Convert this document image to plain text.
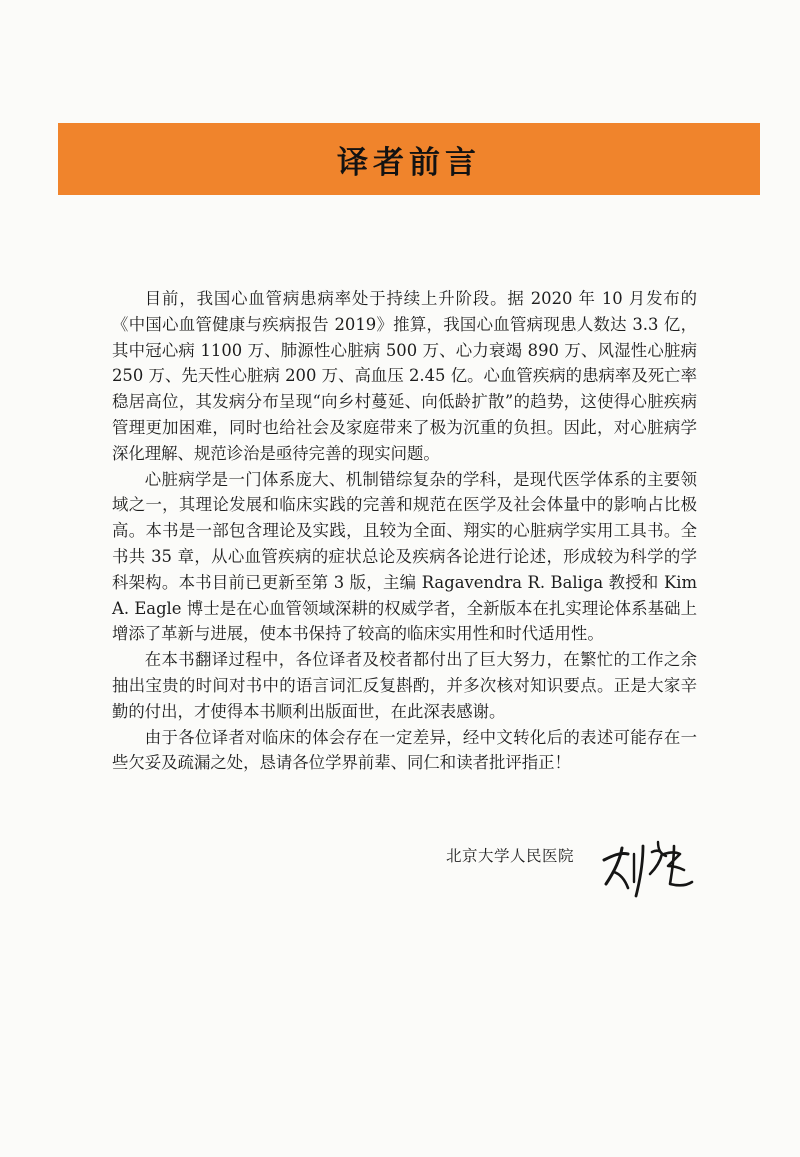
译者前言

目前，我国心血管病患病率处于持续上升阶段。据 2020 年 10 月发布的《中国心血管健康与疾病报告 2019》推算，我国心血管病现患人数达 3.3 亿，其中冠心病 1100 万、肺源性心脏病 500 万、心力衰竭 890 万、风湿性心脏病 250 万、先天性心脏病 200 万、高血压 2.45 亿。心血管疾病的患病率及死亡率稳居高位，其发病分布呈现“向乡村蔓延、向低龄扩散”的趋势，这使得心脏疾病管理更加困难，同时也给社会及家庭带来了极为沉重的负担。因此，对心脏病学深化理解、规范诊治是亟待完善的现实问题。

心脏病学是一门体系庞大、机制错综复杂的学科，是现代医学体系的主要领域之一，其理论发展和临床实践的完善和规范在医学及社会体量中的影响占比极高。本书是一部包含理论及实践，且较为全面、翔实的心脏病学实用工具书。全书共 35 章，从心血管疾病的症状总论及疾病各论进行论述，形成较为科学的学科架构。本书目前已更新至第 3 版，主编 Ragavendra R. Baliga 教授和 Kim A. Eagle 博士是在心血管领域深耕的权威学者，全新版本在扎实理论体系基础上增添了革新与进展，使本书保持了较高的临床实用性和时代适用性。

在本书翻译过程中，各位译者及校者都付出了巨大努力，在繁忙的工作之余抽出宝贵的时间对书中的语言词汇反复斟酌，并多次核对知识要点。正是大家辛勤的付出，才使得本书顺利出版面世，在此深表感谢。

由于各位译者对临床的体会存在一定差异，经中文转化后的表述可能存在一些欠妥及疏漏之处，恳请各位学界前辈、同仁和读者批评指正！

北京大学人民医院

__REQUIRED TASK__.
Return the full material word for word. Do not include the pictures.

__RESULT OF THE EXERCISE__.
Convert this document image to plain text.
译者前言

目前，我国心血管病患病率处于持续上升阶段。据 2020 年 10 月发布的《中国心血管健康与疾病报告 2019》推算，我国心血管病现患人数达 3.3 亿，其中冠心病 1100 万、肺源性心脏病 500 万、心力衰竭 890 万、风湿性心脏病 250 万、先天性心脏病 200 万、高血压 2.45 亿。心血管疾病的患病率及死亡率稳居高位，其发病分布呈现“向乡村蔓延、向低龄扩散”的趋势，这使得心脏疾病管理更加困难，同时也给社会及家庭带来了极为沉重的负担。因此，对心脏病学深化理解、规范诊治是亟待完善的现实问题。

心脏病学是一门体系庞大、机制错综复杂的学科，是现代医学体系的主要领域之一，其理论发展和临床实践的完善和规范在医学及社会体量中的影响占比极高。本书是一部包含理论及实践，且较为全面、翔实的心脏病学实用工具书。全书共 35 章，从心血管疾病的症状总论及疾病各论进行论述，形成较为科学的学科架构。本书目前已更新至第 3 版，主编 Ragavendra R. Baliga 教授和 Kim A. Eagle 博士是在心血管领域深耕的权威学者，全新版本在扎实理论体系基础上增添了革新与进展，使本书保持了较高的临床实用性和时代适用性。

在本书翻译过程中，各位译者及校者都付出了巨大努力，在繁忙的工作之余抽出宝贵的时间对书中的语言词汇反复斟酌，并多次核对知识要点。正是大家辛勤的付出，才使得本书顺利出版面世，在此深表感谢。

由于各位译者对临床的体会存在一定差异，经中文转化后的表述可能存在一些欠妥及疏漏之处，恳请各位学界前辈、同仁和读者批评指正！

北京大学人民医院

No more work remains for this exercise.